■ **TASK GOAL**: Set the listing down unchanged, minus every embedded image.
___ TASK INPUTS
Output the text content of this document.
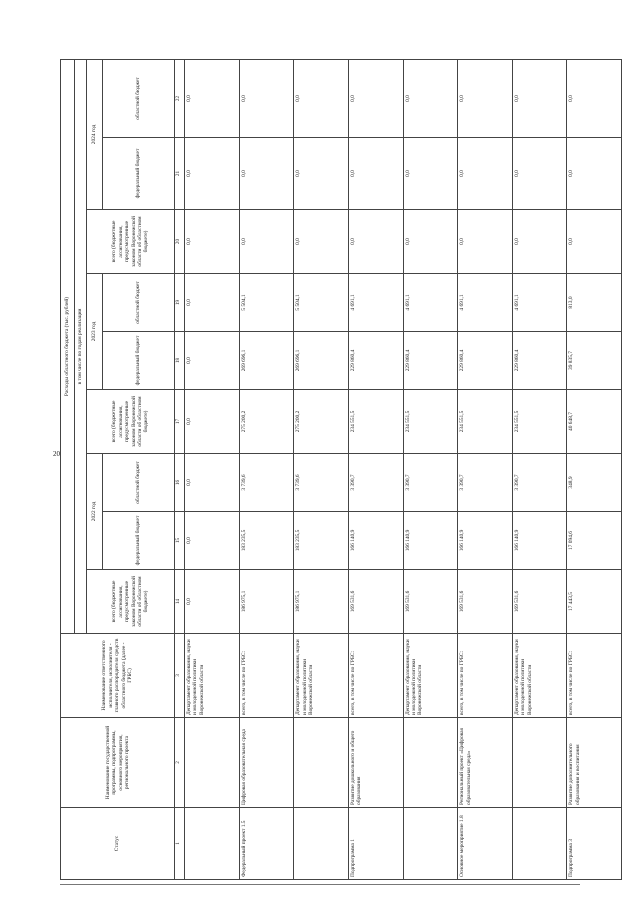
20
Статус	Наименование государственной программы, подпрограммы, основного мероприятия, регионального проекта	Наименование ответственного исполнителя, исполнителя - главного распорядителя средств областного бюджета (далее - ГРБС)	Расходы областного бюджета (тыс. рублей)								
			в том числе по годам реализации								
			всего (бюджетные ассигнования, предусмотренные законом Воронежской области об областном бюджете)	2022 год		всего (бюджетные ассигнования, предусмотренные законом Воронежской области об областном бюджете)	2023 год		всего (бюджетные ассигнования, предусмотренные законом Воронежской области об областном бюджете)	2024 год	
				федеральный бюджет	областной бюджет		федеральный бюджет	областной бюджет		федеральный бюджет	областной бюджет
1	2	3	14	15	16	17	18	19	20	21	22
		Департамент образования, науки и молодежной политики Воронежской области	0,0	0,0	0,0	0,0	0,0	0,0	0,0	0,0	0,0
Федеральный проект 1.5	Цифровая образовательная среда	всего, в том числе по ГРБС:	186 975,1	183 235,5	3 739,6	275 200,2	269 696,1	5 504,1	0,0	0,0	0,0
		Департамент образования, науки и молодежной политики Воронежской области	186 975,1	183 235,5	3 739,6	275 200,2	269 696,1	5 504,1	0,0	0,0	0,0
Подпрограмма 1	Развитие дошкольного и общего образования	всего, в том числе по ГРБС:	169 531,6	166 140,9	3 390,7	234 551,5	229 860,4	4 691,1	0,0	0,0	0,0
		Департамент образования, науки и молодежной политики Воронежской области	169 531,6	166 140,9	3 390,7	234 551,5	229 860,4	4 691,1	0,0	0,0	0,0
Основное мероприятие 1.8	Региональный проект «Цифровая образовательная среда»	всего, в том числе по ГРБС:	169 531,6	166 140,9	3 390,7	234 551,5	229 860,4	4 691,1	0,0	0,0	0,0
		Департамент образования, науки и молодежной политики Воронежской области	169 531,6	166 140,9	3 390,7	234 551,5	229 860,4	4 691,1	0,0	0,0	0,0
Подпрограмма 3	Развитие дополнительного образования и воспитания	всего, в том числе по ГРБС:	17 443,5	17 094,6	348,9	40 648,7	39 835,7	813,0	0,0	0,0	0,0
______
■ **EXPECTED ANSWER**:
Output the text content of this document.
20
Статус	Наименование государственной программы, подпрограммы, основного мероприятия, регионального проекта	Наименование ответственного исполнителя, исполнителя - главного распорядителя средств областного бюджета (далее - ГРБС)	Расходы областного бюджета (тыс. рублей)								
			в том числе по годам реализации								
			всего (бюджетные ассигнования, предусмотренные законом Воронежской области об областном бюджете)	2022 год		всего (бюджетные ассигнования, предусмотренные законом Воронежской области об областном бюджете)	2023 год		всего (бюджетные ассигнования, предусмотренные законом Воронежской области об областном бюджете)	2024 год	
				федеральный бюджет	областной бюджет		федеральный бюджет	областной бюджет		федеральный бюджет	областной бюджет
1	2	3	14	15	16	17	18	19	20	21	22
		Департамент образования, науки и молодежной политики Воронежской области	0,0	0,0	0,0	0,0	0,0	0,0	0,0	0,0	0,0
Федеральный проект 1.5	Цифровая образовательная среда	всего, в том числе по ГРБС:	186 975,1	183 235,5	3 739,6	275 200,2	269 696,1	5 504,1	0,0	0,0	0,0
		Департамент образования, науки и молодежной политики Воронежской области	186 975,1	183 235,5	3 739,6	275 200,2	269 696,1	5 504,1	0,0	0,0	0,0
Подпрограмма 1	Развитие дошкольного и общего образования	всего, в том числе по ГРБС:	169 531,6	166 140,9	3 390,7	234 551,5	229 860,4	4 691,1	0,0	0,0	0,0
		Департамент образования, науки и молодежной политики Воронежской области	169 531,6	166 140,9	3 390,7	234 551,5	229 860,4	4 691,1	0,0	0,0	0,0
Основное мероприятие 1.8	Региональный проект «Цифровая образовательная среда»	всего, в том числе по ГРБС:	169 531,6	166 140,9	3 390,7	234 551,5	229 860,4	4 691,1	0,0	0,0	0,0
		Департамент образования, науки и молодежной политики Воронежской области	169 531,6	166 140,9	3 390,7	234 551,5	229 860,4	4 691,1	0,0	0,0	0,0
Подпрограмма 3	Развитие дополнительного образования и воспитания	всего, в том числе по ГРБС:	17 443,5	17 094,6	348,9	40 648,7	39 835,7	813,0	0,0	0,0	0,0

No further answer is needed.